* BEGIN *

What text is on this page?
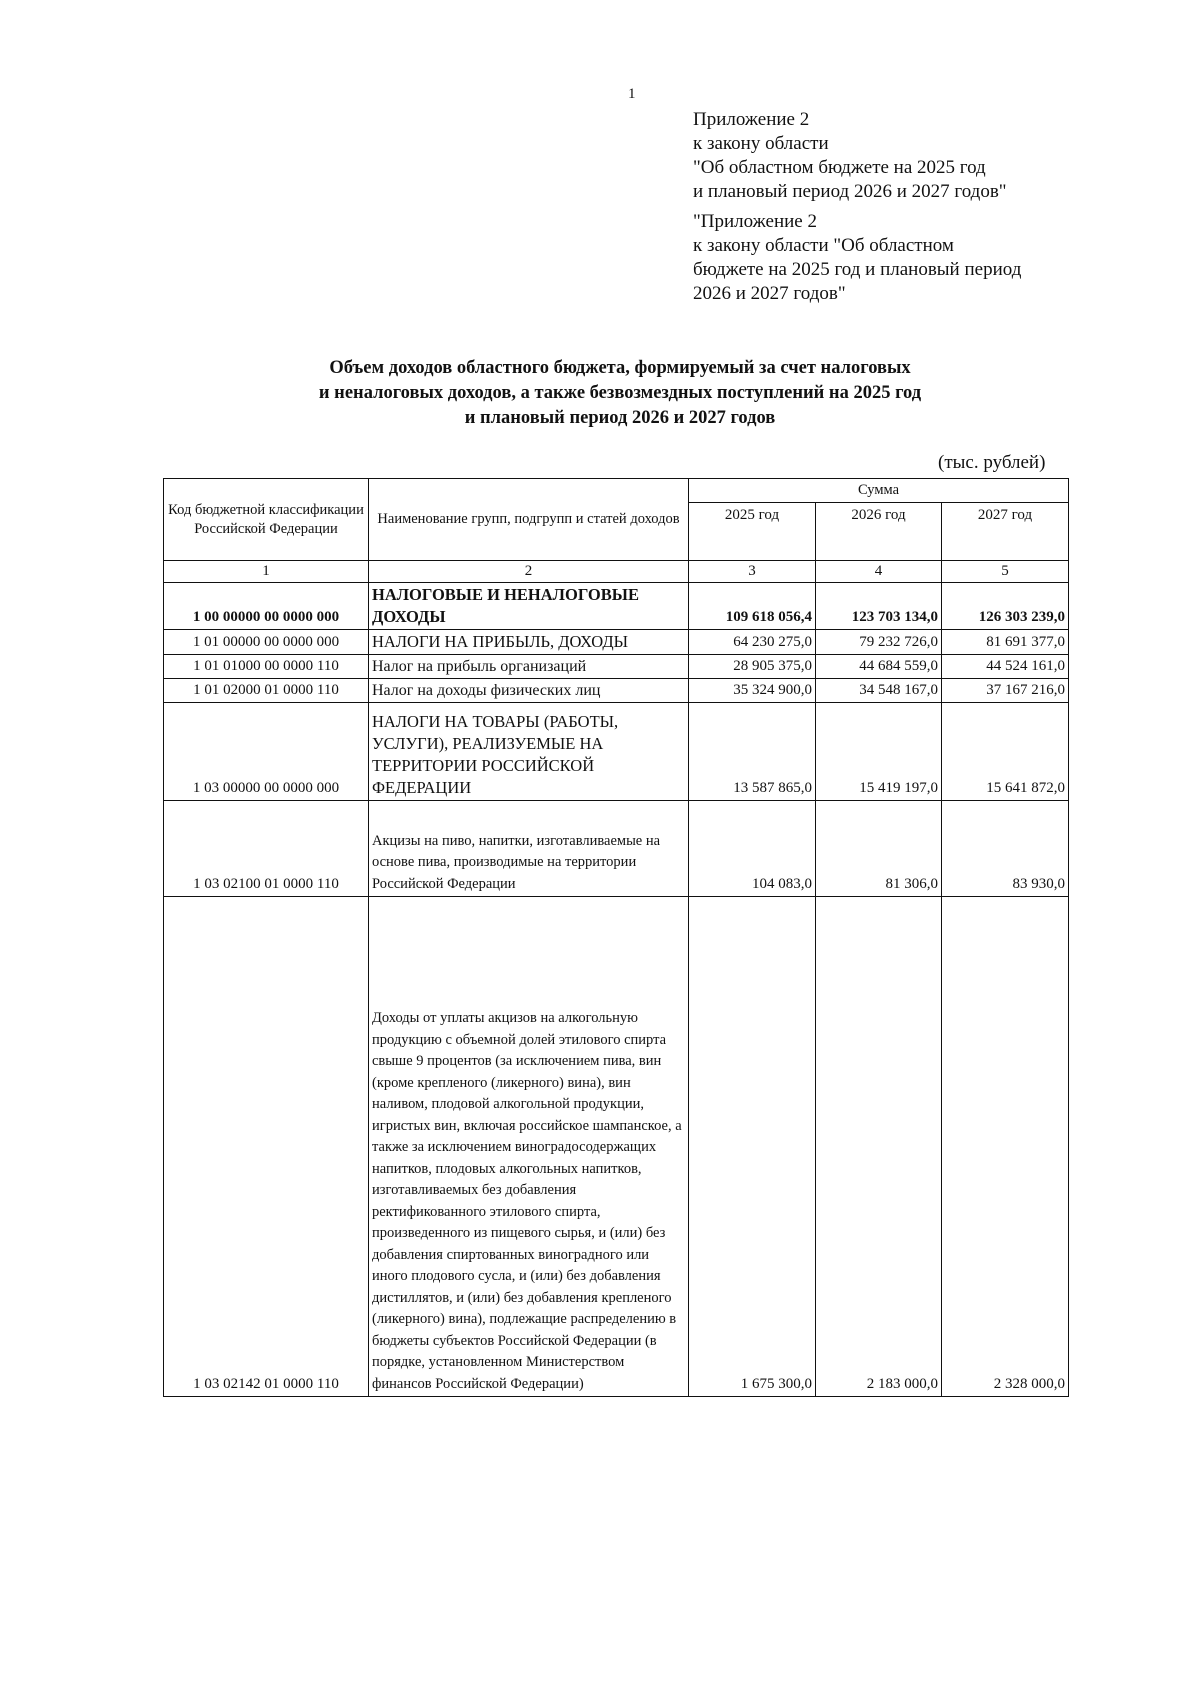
1
Приложение 2
к закону области
"Об областном бюджете на 2025 год
и плановый период 2026 и 2027 годов"
"Приложение 2
к закону области "Об областном
бюджете на 2025 год и плановый период
2026 и 2027 годов"
Объем доходов областного бюджета, формируемый за счет налоговых
и неналоговых доходов, а также безвозмездных поступлений на 2025 год
и плановый период 2026 и 2027 годов
(тыс. рублей)
Код бюджетной классификации Российской Федерации	Наименование групп, подгрупп и статей доходов	Сумма		
		2025 год	2026 год	2027 год
1	2	3	4	5
1 00 00000 00 0000 000	НАЛОГОВЫЕ И НЕНАЛОГОВЫЕ ДОХОДЫ	109 618 056,4	123 703 134,0	126 303 239,0
1 01 00000 00 0000 000	НАЛОГИ НА ПРИБЫЛЬ, ДОХОДЫ	64 230 275,0	79 232 726,0	81 691 377,0
1 01 01000 00 0000 110	Налог на прибыль организаций	28 905 375,0	44 684 559,0	44 524 161,0
1 01 02000 01 0000 110	Налог на доходы физических лиц	35 324 900,0	34 548 167,0	37 167 216,0
1 03 00000 00 0000 000	НАЛОГИ НА ТОВАРЫ (РАБОТЫ, УСЛУГИ), РЕАЛИЗУЕМЫЕ НА ТЕРРИТОРИИ РОССИЙСКОЙ ФЕДЕРАЦИИ	13 587 865,0	15 419 197,0	15 641 872,0
1 03 02100 01 0000 110	Акцизы на пиво, напитки, изготавливаемые на основе пива, производимые на территории Российской Федерации	104 083,0	81 306,0	83 930,0
1 03 02142 01 0000 110	Доходы от уплаты акцизов на алкогольную продукцию с объемной долей этилового спирта свыше 9 процентов (за исключением пива, вин (кроме крепленого (ликерного) вина), вин наливом, плодовой алкогольной продукции, игристых вин, включая российское шампанское, а также за исключением виноградосодержащих напитков, плодовых алкогольных напитков, изготавливаемых без добавления ректификованного этилового спирта, произведенного из пищевого сырья, и (или) без добавления спиртованных виноградного или иного плодового сусла, и (или) без добавления дистиллятов, и (или) без добавления крепленого (ликерного) вина), подлежащие распределению в бюджеты субъектов Российской Федерации (в порядке, установленном Министерством финансов Российской Федерации)	1 675 300,0	2 183 000,0	2 328 000,0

* END *

From the records above, pull out each line that has "НАЛОГИ".

__WRITTEN SOLUTION__.
1 01 00000 00 0000 000	НАЛОГИ НА ПРИБЫЛЬ, ДОХОДЫ	64 230 275,0	79 232 726,0	81 691 377,0
1 03 00000 00 0000 000	НАЛОГИ НА ТОВАРЫ (РАБОТЫ, УСЛУГИ), РЕАЛИЗУЕМЫЕ НА ТЕРРИТОРИИ РОССИЙСКОЙ ФЕДЕРАЦИИ	13 587 865,0	15 419 197,0	15 641 872,0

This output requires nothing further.